INFORMATION -
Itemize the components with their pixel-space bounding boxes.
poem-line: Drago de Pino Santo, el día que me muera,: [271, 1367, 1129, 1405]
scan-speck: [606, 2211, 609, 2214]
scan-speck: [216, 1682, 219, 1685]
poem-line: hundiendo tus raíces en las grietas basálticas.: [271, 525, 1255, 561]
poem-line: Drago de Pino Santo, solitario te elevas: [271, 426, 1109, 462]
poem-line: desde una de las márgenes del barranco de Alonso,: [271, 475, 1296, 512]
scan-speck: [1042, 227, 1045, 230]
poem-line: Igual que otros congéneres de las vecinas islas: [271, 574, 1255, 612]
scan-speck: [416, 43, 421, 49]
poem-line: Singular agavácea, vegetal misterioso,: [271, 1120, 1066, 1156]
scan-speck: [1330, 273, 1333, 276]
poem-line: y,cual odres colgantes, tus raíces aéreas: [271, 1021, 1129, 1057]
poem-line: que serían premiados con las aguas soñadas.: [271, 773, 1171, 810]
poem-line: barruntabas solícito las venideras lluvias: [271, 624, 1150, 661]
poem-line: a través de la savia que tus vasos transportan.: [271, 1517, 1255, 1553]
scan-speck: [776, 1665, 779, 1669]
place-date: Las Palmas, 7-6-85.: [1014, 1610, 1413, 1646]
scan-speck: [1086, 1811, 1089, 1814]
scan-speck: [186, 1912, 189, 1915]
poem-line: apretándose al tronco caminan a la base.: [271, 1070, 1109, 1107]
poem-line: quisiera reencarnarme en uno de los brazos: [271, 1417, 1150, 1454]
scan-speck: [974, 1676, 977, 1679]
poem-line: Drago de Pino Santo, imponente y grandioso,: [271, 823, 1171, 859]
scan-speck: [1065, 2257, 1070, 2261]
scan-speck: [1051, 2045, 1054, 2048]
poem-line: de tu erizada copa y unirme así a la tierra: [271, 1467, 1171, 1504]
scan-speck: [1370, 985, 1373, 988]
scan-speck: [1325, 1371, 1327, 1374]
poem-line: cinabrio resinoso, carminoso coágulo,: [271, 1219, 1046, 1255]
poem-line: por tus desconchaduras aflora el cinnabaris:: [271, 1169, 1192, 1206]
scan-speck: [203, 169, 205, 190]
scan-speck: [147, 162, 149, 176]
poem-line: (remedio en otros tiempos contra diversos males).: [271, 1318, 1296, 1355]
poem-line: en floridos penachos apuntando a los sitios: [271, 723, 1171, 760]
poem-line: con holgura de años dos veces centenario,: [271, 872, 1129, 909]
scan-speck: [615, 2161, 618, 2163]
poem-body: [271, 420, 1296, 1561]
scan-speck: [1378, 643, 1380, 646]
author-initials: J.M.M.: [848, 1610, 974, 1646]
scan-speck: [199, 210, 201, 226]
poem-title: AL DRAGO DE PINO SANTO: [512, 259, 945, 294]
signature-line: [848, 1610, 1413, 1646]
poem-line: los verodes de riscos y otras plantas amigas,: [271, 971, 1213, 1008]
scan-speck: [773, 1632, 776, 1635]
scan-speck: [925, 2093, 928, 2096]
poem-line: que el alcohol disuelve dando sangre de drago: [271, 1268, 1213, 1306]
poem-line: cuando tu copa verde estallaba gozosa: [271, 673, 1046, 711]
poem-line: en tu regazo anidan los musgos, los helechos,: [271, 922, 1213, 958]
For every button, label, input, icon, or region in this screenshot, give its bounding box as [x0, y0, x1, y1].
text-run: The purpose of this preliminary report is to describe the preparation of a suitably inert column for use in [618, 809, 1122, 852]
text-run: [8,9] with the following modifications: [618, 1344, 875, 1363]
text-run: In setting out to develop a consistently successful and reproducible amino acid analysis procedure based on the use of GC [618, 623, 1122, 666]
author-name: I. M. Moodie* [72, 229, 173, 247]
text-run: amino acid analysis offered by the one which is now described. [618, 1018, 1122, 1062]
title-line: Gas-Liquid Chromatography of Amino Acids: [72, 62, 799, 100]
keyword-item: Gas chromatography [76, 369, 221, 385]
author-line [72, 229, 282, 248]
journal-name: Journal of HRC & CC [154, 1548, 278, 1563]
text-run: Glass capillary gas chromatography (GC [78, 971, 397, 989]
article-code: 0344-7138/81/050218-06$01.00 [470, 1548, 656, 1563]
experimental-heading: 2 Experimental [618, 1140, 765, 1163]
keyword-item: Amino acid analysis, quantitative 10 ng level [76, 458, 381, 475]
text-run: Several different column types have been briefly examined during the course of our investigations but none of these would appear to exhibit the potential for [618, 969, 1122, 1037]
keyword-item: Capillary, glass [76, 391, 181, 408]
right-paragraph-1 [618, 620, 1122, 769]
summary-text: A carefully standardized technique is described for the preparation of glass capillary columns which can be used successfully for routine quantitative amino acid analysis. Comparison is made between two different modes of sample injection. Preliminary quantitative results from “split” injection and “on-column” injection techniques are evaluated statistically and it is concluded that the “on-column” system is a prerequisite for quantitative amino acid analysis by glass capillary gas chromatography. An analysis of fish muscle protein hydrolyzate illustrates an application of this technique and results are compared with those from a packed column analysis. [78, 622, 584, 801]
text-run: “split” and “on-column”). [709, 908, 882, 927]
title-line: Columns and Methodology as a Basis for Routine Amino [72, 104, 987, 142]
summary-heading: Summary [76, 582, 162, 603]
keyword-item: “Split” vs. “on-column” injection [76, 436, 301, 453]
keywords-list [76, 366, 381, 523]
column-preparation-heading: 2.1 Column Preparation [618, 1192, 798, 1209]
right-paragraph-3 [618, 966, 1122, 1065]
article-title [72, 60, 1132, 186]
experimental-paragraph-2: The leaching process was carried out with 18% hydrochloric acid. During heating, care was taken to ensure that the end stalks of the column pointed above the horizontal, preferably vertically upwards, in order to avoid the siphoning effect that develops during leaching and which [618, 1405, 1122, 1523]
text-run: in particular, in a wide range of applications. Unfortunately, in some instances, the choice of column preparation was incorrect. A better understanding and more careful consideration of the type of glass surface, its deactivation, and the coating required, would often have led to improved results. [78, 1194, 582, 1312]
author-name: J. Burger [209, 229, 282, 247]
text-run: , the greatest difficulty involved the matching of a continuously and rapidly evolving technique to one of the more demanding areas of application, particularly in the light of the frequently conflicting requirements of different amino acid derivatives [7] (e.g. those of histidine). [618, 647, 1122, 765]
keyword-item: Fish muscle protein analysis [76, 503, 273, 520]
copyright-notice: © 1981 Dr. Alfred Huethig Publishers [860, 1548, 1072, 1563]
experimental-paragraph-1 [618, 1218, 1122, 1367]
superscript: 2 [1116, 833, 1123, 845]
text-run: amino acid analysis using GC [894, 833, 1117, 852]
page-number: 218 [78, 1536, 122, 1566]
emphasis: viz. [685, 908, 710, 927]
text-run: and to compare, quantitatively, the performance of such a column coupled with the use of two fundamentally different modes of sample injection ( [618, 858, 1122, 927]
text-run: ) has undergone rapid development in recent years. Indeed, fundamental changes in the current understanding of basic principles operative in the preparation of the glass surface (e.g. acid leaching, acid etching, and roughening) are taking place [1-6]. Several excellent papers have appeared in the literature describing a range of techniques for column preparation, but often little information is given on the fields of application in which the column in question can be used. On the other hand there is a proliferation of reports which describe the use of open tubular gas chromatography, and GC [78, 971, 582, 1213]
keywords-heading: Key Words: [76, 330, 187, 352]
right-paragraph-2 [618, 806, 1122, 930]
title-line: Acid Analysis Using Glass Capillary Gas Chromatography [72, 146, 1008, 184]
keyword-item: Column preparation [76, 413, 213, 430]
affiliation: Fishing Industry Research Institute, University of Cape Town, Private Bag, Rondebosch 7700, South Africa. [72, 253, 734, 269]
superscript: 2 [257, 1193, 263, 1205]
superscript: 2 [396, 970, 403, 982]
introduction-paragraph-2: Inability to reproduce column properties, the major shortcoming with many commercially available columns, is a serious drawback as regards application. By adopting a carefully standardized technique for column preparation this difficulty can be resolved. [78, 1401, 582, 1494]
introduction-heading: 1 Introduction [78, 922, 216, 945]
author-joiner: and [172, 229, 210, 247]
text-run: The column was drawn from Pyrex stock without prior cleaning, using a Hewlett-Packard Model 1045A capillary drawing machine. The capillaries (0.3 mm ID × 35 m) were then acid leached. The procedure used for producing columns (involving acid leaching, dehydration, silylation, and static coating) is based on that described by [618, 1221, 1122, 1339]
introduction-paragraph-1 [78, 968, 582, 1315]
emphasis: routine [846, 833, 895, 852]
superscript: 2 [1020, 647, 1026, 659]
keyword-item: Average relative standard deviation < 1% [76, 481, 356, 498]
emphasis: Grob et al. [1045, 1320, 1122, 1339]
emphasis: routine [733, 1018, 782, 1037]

EXERCISE DETAILS -
Tally the lines in the records above that contain the word "title", and give only that number.

SOLUTION FOR THIS TASK -
5